▶

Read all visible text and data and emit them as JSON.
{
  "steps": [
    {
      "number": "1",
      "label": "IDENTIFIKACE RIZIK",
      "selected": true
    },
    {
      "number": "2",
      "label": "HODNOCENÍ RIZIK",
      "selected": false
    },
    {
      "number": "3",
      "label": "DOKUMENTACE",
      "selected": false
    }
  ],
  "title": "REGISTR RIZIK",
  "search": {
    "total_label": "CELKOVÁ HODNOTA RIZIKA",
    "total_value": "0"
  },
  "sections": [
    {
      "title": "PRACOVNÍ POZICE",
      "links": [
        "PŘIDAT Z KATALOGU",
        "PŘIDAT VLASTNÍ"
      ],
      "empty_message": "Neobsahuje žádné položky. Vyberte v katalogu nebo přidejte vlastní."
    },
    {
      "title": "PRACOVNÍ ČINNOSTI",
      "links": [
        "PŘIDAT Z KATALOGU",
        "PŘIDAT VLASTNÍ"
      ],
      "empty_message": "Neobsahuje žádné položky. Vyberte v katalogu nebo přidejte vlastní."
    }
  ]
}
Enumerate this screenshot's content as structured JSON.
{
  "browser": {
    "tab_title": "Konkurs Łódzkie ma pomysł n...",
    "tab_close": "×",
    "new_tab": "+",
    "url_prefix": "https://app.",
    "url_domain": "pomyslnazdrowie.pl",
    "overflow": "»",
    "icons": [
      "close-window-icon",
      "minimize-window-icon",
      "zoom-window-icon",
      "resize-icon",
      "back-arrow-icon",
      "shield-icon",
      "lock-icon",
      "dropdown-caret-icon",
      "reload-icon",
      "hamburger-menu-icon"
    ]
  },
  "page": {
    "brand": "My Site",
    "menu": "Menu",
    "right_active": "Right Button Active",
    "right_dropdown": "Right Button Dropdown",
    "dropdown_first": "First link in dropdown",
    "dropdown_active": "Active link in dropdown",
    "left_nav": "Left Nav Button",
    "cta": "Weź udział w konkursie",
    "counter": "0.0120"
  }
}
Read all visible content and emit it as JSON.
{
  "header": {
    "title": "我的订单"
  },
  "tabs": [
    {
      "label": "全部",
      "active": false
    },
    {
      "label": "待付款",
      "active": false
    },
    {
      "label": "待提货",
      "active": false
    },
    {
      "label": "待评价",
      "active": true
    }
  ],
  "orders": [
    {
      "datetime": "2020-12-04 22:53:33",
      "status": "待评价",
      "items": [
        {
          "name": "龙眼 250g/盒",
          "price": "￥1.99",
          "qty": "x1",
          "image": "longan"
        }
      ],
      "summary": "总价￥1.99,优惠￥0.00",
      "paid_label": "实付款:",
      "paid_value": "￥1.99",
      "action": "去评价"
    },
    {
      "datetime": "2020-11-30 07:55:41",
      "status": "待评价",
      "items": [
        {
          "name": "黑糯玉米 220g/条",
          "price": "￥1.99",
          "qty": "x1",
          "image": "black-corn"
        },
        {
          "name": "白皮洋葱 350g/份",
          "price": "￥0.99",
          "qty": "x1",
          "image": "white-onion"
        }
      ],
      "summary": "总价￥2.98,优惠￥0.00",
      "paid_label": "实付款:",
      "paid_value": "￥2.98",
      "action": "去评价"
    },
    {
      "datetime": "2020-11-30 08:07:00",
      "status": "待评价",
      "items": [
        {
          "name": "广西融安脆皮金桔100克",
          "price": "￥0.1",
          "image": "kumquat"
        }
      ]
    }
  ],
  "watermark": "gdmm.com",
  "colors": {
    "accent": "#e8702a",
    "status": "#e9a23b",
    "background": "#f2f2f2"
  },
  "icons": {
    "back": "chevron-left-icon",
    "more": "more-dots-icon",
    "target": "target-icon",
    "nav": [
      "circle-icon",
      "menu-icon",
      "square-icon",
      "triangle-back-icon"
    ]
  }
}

◀

WORK TO DO -> Please output the complete data exactly.

FINAL RESULT ->
Read all visible text and data and emit them as JSON.
{
  "steps": [
    {
      "number": "1",
      "label": "IDENTIFIKACE RIZIK",
      "selected": true
    },
    {
      "number": "2",
      "label": "HODNOCENÍ RIZIK",
      "selected": false
    },
    {
      "number": "3",
      "label": "DOKUMENTACE",
      "selected": false
    }
  ],
  "title": "REGISTR RIZIK",
  "search": {
    "total_label": "CELKOVÁ HODNOTA RIZIKA",
    "total_value": "0"
  },
  "sections": [
    {
      "title": "PRACOVNÍ POZICE",
      "links": [
        "PŘIDAT Z KATALOGU",
        "PŘIDAT VLASTNÍ"
      ],
      "empty_message": "Neobsahuje žádné položky. Vyberte v katalogu nebo přidejte vlastní."
    },
    {
      "title": "PRACOVNÍ ČINNOSTI",
      "links": [
        "PŘIDAT Z KATALOGU",
        "PŘIDAT VLASTNÍ"
      ],
      "empty_message": "Neobsahuje žádné položky. Vyberte v katalogu nebo přidejte vlastní."
    }
  ]
}
Enumerate this screenshot's content as structured JSON.
{
  "browser": {
    "tab_title": "Konkurs Łódzkie ma pomysł n...",
    "tab_close": "×",
    "new_tab": "+",
    "url_prefix": "https://app.",
    "url_domain": "pomyslnazdrowie.pl",
    "overflow": "»",
    "icons": [
      "close-window-icon",
      "minimize-window-icon",
      "zoom-window-icon",
      "resize-icon",
      "back-arrow-icon",
      "shield-icon",
      "lock-icon",
      "dropdown-caret-icon",
      "reload-icon",
      "hamburger-menu-icon"
    ]
  },
  "page": {
    "brand": "My Site",
    "menu": "Menu",
    "right_active": "Right Button Active",
    "right_dropdown": "Right Button Dropdown",
    "dropdown_first": "First link in dropdown",
    "dropdown_active": "Active link in dropdown",
    "left_nav": "Left Nav Button",
    "cta": "Weź udział w konkursie",
    "counter": "0.0120"
  }
}
Read all visible content and emit it as JSON.
{
  "header": {
    "title": "我的订单"
  },
  "tabs": [
    {
      "label": "全部",
      "active": false
    },
    {
      "label": "待付款",
      "active": false
    },
    {
      "label": "待提货",
      "active": false
    },
    {
      "label": "待评价",
      "active": true
    }
  ],
  "orders": [
    {
      "datetime": "2020-12-04 22:53:33",
      "status": "待评价",
      "items": [
        {
          "name": "龙眼 250g/盒",
          "price": "￥1.99",
          "qty": "x1",
          "image": "longan"
        }
      ],
      "summary": "总价￥1.99,优惠￥0.00",
      "paid_label": "实付款:",
      "paid_value": "￥1.99",
      "action": "去评价"
    },
    {
      "datetime": "2020-11-30 07:55:41",
      "status": "待评价",
      "items": [
        {
          "name": "黑糯玉米 220g/条",
          "price": "￥1.99",
          "qty": "x1",
          "image": "black-corn"
        },
        {
          "name": "白皮洋葱 350g/份",
          "price": "￥0.99",
          "qty": "x1",
          "image": "white-onion"
        }
      ],
      "summary": "总价￥2.98,优惠￥0.00",
      "paid_label": "实付款:",
      "paid_value": "￥2.98",
      "action": "去评价"
    },
    {
      "datetime": "2020-11-30 08:07:00",
      "status": "待评价",
      "items": [
        {
          "name": "广西融安脆皮金桔100克",
          "price": "￥0.1",
          "image": "kumquat"
        }
      ]
    }
  ],
  "watermark": "gdmm.com",
  "colors": {
    "accent": "#e8702a",
    "status": "#e9a23b",
    "background": "#f2f2f2"
  },
  "icons": {
    "back": "chevron-left-icon",
    "more": "more-dots-icon",
    "target": "target-icon",
    "nav": [
      "circle-icon",
      "menu-icon",
      "square-icon",
      "triangle-back-icon"
    ]
  }
}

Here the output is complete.